Using member functions

Algorithms can use the member functions of objects they're manipulating.

void print_list(set<Employee*>& s)
{
for_each(s.begin(), s.end(), mem_fun(&Employee::print));
}

Predicates

Some algorithms can be given a function to modify their behaviour. For example, the find_if algorithm can find items that conform to a particular condition as specified by a function. A predicate is a function object (an object that behaves like a function) that returns a bool showing whether or not an item matches the condition.

Creating predicates

supplies common conditions that can operate on various types: e.g., greater_equal(), plus(), logical_or() etc. The following does a vector multiplication of a and b, putting the answer in res to which elements are added one at a time.

void discount(vector& a, vector& b, vector& res)
{
transform(a.begin(), a.end(), b.begin(), back_inserter(res), multiplies());
// vector multiplication
}

Adapters

Note: These are sometimes useful but look complicated, so don't worry if you don't understand them. Examples are online.

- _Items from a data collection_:
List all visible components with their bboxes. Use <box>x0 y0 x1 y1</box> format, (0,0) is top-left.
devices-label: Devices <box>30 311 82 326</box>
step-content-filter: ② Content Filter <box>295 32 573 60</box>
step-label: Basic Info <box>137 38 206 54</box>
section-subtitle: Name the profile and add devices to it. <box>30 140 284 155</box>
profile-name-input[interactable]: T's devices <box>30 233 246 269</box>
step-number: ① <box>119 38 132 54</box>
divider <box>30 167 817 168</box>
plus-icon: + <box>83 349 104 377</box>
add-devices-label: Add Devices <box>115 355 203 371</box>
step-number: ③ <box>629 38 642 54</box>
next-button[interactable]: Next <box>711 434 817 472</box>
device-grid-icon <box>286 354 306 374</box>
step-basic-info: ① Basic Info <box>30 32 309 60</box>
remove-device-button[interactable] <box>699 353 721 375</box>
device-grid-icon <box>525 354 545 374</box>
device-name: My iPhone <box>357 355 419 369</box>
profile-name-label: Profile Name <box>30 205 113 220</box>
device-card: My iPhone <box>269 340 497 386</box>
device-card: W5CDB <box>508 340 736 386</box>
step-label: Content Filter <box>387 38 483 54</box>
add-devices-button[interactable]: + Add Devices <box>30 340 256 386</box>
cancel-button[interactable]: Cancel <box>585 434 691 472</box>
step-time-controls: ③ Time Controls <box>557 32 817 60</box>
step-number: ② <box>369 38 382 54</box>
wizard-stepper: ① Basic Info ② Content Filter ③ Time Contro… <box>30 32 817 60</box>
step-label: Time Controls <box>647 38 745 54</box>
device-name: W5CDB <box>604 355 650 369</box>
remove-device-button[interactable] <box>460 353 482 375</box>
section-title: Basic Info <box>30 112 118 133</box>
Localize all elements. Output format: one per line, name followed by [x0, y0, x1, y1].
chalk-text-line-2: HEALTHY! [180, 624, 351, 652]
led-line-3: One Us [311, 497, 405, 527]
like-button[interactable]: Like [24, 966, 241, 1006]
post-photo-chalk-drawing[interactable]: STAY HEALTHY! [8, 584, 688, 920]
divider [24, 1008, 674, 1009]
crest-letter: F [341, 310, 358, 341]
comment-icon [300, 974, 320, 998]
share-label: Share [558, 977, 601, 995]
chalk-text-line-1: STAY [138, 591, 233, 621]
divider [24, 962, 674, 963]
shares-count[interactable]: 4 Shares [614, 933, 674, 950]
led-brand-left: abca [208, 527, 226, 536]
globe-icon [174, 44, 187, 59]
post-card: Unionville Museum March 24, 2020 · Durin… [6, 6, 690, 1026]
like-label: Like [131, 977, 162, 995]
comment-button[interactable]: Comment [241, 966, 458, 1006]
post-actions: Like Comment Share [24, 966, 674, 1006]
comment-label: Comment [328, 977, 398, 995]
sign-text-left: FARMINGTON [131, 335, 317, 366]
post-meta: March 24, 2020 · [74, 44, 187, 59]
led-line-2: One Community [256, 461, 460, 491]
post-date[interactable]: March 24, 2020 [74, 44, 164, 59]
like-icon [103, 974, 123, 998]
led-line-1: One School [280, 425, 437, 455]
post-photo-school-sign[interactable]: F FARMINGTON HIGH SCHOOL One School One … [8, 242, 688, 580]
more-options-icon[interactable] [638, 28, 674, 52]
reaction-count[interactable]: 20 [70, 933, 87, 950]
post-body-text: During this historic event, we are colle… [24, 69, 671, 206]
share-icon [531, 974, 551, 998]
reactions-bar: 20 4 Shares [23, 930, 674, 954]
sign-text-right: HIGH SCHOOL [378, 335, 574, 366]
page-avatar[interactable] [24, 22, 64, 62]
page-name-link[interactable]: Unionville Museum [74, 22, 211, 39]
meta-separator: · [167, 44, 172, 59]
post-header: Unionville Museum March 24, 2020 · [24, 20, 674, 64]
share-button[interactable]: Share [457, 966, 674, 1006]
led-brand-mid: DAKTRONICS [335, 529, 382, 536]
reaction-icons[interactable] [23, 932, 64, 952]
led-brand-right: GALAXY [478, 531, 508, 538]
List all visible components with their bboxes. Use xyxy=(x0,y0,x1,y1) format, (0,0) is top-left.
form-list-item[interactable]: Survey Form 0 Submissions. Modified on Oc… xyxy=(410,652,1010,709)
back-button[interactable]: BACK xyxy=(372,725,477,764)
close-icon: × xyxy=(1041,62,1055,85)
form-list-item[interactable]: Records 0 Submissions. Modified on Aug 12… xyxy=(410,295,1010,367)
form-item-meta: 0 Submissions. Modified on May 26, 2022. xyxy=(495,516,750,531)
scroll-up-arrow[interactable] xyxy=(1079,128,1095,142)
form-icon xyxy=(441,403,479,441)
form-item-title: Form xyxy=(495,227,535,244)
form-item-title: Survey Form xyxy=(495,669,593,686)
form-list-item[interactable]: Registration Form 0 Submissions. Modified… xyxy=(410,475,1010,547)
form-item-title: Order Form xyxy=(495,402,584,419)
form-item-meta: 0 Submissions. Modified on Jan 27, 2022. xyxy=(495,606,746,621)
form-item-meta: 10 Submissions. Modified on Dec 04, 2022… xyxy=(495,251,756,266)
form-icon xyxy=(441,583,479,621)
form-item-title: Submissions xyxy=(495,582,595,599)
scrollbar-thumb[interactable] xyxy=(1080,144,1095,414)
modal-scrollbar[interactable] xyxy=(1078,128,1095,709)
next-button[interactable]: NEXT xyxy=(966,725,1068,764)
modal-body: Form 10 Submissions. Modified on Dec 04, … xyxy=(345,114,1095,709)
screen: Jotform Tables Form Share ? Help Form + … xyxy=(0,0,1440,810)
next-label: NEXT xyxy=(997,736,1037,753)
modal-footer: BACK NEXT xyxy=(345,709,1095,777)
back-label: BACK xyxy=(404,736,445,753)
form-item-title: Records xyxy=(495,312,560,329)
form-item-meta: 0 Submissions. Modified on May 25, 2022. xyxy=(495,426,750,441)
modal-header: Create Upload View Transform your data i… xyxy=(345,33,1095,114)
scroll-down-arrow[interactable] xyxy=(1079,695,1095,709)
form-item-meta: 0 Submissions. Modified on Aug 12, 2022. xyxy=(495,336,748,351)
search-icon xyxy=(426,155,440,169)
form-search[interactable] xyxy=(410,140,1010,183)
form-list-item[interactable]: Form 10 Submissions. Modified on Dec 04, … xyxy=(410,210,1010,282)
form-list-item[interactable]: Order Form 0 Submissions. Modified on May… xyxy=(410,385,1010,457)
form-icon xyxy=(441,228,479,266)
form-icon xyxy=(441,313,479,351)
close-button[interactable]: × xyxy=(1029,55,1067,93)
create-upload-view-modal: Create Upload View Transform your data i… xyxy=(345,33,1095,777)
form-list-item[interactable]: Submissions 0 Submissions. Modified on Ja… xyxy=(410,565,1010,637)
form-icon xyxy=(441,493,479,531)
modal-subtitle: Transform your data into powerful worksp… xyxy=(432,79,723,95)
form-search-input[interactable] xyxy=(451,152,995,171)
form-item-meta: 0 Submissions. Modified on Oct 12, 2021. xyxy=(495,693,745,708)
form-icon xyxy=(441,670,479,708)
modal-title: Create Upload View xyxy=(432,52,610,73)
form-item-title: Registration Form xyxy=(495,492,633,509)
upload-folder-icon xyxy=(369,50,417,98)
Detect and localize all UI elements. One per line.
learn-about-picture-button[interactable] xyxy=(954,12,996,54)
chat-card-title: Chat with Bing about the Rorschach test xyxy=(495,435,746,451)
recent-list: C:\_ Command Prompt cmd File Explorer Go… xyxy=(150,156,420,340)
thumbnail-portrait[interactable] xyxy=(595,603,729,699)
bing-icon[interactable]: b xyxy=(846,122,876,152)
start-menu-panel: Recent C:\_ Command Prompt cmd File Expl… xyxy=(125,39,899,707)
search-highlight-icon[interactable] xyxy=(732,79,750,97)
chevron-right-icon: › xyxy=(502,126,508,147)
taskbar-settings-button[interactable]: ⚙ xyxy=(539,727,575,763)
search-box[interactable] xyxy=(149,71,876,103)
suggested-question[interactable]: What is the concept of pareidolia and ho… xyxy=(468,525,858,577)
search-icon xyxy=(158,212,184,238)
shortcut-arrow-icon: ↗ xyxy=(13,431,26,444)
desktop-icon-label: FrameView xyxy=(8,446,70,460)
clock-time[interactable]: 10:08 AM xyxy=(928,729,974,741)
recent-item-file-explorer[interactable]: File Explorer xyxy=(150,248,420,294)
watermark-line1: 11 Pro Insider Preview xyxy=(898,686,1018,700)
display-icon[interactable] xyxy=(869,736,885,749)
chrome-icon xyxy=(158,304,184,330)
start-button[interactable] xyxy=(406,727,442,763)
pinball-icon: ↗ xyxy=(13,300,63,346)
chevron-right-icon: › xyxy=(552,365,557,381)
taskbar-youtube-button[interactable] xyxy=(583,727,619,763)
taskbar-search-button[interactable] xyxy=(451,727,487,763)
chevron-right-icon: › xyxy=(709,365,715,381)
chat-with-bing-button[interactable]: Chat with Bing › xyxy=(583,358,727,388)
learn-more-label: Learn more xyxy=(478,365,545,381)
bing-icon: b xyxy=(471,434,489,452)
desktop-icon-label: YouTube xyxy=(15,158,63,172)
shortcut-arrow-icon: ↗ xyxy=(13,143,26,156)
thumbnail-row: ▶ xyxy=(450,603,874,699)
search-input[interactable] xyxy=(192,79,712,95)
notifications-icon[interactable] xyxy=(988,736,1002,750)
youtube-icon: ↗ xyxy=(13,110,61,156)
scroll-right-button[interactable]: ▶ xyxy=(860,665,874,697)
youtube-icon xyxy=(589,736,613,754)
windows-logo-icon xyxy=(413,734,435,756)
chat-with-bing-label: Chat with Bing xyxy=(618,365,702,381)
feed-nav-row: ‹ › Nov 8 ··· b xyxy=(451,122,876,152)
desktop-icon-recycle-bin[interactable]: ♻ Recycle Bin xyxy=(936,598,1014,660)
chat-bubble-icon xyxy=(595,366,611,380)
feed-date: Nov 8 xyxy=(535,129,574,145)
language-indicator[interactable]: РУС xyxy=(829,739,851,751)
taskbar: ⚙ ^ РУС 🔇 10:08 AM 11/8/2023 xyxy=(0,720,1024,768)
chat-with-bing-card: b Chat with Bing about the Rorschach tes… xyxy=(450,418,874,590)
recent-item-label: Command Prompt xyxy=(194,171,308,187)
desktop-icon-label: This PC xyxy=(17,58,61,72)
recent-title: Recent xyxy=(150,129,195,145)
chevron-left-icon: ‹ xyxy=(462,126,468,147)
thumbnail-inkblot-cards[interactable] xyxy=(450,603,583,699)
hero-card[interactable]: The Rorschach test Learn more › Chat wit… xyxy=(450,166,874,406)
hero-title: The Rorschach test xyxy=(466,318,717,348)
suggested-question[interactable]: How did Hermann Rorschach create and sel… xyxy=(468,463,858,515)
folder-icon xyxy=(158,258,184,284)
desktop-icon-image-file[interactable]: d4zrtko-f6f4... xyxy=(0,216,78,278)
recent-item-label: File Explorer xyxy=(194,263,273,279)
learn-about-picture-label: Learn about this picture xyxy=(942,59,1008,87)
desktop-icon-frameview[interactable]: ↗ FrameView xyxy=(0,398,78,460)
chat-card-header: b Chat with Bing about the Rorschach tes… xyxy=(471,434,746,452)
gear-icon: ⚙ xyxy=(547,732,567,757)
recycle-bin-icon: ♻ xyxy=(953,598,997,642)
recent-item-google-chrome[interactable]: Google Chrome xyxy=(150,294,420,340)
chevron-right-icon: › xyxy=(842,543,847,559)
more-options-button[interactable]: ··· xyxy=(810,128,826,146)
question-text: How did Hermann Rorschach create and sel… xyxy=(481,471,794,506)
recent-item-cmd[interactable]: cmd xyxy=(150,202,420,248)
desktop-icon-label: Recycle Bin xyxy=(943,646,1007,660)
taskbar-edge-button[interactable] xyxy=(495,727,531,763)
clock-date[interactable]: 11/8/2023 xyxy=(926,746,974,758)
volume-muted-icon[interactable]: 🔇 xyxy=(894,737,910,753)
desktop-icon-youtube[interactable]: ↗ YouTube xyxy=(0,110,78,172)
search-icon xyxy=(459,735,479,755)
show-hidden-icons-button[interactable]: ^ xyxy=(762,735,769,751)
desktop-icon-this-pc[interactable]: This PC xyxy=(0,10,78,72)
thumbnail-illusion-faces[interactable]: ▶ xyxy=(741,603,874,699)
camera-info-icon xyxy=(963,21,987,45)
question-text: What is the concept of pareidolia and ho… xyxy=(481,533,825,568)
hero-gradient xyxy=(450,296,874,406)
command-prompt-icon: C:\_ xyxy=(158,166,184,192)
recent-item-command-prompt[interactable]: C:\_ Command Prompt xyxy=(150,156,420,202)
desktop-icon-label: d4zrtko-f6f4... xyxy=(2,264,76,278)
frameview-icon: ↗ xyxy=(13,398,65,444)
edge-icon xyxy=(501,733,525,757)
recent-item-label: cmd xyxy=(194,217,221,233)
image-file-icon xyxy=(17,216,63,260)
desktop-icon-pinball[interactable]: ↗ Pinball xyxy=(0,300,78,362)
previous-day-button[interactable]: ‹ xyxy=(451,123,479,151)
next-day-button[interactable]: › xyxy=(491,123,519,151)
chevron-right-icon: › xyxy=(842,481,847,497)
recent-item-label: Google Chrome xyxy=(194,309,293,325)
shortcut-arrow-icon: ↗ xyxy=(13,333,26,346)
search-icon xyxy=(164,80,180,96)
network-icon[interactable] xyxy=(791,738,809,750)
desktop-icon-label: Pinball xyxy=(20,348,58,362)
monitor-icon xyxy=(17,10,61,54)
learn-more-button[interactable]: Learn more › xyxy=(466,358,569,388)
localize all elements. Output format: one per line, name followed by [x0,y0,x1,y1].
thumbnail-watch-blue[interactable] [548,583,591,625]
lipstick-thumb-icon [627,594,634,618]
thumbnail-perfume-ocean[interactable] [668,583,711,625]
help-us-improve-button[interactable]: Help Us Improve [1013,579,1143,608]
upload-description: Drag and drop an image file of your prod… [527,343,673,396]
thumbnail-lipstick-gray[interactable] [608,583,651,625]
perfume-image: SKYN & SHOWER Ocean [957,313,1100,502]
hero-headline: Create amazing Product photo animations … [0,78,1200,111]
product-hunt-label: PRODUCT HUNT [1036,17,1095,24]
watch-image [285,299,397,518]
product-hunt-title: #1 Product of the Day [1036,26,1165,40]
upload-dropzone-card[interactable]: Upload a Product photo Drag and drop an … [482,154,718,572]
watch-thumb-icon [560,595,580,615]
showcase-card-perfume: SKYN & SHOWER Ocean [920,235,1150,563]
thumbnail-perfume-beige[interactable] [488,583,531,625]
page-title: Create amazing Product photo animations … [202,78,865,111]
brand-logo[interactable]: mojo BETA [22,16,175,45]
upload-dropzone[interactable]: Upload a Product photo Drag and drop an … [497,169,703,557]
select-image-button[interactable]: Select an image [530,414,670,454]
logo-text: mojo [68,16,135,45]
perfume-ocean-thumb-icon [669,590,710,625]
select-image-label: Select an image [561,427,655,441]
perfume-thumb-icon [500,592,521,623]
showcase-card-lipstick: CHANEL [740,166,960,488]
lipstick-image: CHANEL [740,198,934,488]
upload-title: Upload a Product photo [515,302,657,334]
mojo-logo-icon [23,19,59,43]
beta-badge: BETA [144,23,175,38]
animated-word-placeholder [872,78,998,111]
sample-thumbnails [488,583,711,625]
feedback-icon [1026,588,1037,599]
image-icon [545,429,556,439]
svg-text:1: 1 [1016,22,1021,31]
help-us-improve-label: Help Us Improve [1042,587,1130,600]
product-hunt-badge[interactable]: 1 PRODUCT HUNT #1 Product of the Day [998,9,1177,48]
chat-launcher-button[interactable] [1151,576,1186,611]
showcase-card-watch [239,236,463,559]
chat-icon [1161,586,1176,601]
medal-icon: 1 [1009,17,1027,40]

- _STATED EXERCISE A_: Rewrite the paragraph beginning "Some algorithms can be given a function" from the passage on algorithms and predicates as a short bulleted list that keeps its main facts.
- _STATED EXERCISE B_: Extract the text of the passage on algorithms and predicates between "supplies common conditions" and "one at a time.", inclusive.

- _WRITTEN RESPONSE A_:
- Some algorithms accept a function that changes how they behave.
- For example, find_if uses such a function to find items that meet a particular condition.
- A predicate is a function object, meaning an object that behaves like a function.
- A predicate returns a bool that shows whether an item matches the condition.

- _WRITTEN RESPONSE B_:
supplies common conditions that can operate on various types: e.g., greater_equal(), plus(), logical_or() etc. The following does a vector multiplication of a and b, putting the answer in res to which elements are added one at a time.